WRITTEN PROBLEM: Pull out every line of the listing below where "home" appears.

[Saved data entries]
* START *
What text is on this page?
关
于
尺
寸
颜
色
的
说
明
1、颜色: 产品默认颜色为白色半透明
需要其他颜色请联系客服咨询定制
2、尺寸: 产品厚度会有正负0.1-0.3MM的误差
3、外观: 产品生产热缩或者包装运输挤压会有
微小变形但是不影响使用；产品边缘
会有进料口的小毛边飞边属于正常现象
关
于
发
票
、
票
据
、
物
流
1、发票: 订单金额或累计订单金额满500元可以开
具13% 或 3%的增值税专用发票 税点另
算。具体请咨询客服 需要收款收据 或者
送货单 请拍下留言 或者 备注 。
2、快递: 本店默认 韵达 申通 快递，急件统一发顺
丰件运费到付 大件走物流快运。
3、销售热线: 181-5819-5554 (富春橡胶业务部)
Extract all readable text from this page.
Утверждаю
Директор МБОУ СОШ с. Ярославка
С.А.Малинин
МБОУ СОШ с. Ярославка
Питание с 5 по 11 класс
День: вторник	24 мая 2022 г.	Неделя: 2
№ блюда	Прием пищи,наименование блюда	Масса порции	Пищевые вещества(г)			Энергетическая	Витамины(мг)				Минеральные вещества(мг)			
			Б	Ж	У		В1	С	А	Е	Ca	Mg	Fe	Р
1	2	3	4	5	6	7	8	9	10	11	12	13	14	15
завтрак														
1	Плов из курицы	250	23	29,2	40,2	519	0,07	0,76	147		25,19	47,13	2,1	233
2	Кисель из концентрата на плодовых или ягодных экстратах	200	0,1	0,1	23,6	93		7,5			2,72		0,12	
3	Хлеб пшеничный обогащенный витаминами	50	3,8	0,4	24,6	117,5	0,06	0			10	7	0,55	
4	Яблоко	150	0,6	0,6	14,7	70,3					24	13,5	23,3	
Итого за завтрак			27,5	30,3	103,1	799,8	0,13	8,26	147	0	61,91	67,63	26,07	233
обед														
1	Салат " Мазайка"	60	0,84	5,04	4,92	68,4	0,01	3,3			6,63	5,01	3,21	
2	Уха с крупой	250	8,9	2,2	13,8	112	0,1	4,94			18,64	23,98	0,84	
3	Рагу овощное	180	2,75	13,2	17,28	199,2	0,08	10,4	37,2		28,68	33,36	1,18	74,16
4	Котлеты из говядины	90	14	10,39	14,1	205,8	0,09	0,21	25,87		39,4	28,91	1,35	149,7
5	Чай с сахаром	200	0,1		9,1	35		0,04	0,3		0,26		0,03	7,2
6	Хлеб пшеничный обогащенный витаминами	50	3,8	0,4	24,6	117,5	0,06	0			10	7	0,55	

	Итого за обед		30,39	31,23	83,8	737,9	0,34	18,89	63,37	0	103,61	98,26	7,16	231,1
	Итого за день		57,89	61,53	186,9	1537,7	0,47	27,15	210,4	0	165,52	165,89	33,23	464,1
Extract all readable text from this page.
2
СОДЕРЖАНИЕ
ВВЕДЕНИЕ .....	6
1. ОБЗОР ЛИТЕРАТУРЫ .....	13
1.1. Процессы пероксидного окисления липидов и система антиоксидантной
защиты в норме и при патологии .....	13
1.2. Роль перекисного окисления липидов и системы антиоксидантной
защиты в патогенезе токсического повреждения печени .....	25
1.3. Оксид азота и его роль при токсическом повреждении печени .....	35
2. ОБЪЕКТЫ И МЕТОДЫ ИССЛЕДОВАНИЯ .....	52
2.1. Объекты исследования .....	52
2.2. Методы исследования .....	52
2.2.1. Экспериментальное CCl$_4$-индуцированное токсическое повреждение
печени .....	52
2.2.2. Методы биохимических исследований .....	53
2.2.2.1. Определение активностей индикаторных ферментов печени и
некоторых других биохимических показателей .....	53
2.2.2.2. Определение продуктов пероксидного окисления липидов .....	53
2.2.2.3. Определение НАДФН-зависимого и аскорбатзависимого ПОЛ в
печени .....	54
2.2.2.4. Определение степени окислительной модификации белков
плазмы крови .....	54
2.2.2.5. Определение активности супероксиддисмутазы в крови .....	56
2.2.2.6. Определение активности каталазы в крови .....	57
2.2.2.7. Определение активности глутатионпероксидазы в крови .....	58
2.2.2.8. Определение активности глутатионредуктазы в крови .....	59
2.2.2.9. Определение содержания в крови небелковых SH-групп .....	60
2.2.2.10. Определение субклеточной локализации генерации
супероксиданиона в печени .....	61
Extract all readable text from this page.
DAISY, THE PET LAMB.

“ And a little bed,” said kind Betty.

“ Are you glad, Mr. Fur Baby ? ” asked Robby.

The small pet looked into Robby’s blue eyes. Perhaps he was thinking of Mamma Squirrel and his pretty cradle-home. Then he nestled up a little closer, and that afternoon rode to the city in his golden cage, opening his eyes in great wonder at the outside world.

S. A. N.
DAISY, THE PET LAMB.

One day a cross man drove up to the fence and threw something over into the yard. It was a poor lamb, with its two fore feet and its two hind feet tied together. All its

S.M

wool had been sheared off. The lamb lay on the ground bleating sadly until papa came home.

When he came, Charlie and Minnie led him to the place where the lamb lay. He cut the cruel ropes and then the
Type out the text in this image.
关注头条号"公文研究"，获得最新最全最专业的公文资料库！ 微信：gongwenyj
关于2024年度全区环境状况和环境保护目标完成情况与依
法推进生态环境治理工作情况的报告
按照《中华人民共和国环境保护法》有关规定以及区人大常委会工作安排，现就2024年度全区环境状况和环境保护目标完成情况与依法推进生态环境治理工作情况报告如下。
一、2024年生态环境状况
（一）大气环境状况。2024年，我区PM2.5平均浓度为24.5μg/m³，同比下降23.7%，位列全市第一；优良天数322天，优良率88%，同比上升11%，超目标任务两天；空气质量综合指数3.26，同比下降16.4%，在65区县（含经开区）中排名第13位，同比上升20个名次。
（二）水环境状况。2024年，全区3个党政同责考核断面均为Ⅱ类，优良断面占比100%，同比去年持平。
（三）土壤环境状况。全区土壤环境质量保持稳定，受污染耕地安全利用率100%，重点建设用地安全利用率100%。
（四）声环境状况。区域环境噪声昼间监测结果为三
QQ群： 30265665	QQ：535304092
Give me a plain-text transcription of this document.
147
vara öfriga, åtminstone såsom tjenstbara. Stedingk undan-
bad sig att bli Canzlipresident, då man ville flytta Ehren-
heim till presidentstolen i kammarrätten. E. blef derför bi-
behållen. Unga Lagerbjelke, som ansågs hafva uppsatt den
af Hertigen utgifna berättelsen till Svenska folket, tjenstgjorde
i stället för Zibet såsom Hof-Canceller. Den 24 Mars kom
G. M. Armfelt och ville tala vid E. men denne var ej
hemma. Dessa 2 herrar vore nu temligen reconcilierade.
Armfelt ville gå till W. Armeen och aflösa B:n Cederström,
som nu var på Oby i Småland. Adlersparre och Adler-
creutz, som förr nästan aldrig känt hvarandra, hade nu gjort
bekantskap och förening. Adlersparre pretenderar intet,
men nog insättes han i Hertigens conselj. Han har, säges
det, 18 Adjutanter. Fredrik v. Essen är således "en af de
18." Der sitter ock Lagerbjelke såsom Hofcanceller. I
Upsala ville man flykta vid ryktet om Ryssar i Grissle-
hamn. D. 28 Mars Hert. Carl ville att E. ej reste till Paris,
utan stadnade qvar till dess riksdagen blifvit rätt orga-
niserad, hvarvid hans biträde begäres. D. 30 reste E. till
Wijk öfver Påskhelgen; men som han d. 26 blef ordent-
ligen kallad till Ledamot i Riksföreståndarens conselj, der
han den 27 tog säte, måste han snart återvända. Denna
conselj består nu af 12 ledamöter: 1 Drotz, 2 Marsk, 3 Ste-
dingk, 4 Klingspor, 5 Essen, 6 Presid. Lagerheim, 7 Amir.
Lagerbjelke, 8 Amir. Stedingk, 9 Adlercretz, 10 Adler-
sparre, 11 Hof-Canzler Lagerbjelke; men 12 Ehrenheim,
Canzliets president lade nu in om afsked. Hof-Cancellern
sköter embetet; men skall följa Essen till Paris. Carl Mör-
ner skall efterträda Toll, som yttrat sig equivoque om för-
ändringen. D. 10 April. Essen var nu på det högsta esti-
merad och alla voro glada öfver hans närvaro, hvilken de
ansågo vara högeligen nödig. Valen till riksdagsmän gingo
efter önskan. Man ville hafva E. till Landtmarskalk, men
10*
* END *
SOLVED EXERCISE:
The small pet looked into Robby’s blue eyes. Perhaps he was thinking of Mamma Squirrel and his pretty cradle-home. Then he nestled up a little closer, and that afternoon rode to the city in his golden cage, opening his eyes in great wonder at the outside world.
wool had been sheared off. The lamb lay on the ground bleating sadly until papa came home.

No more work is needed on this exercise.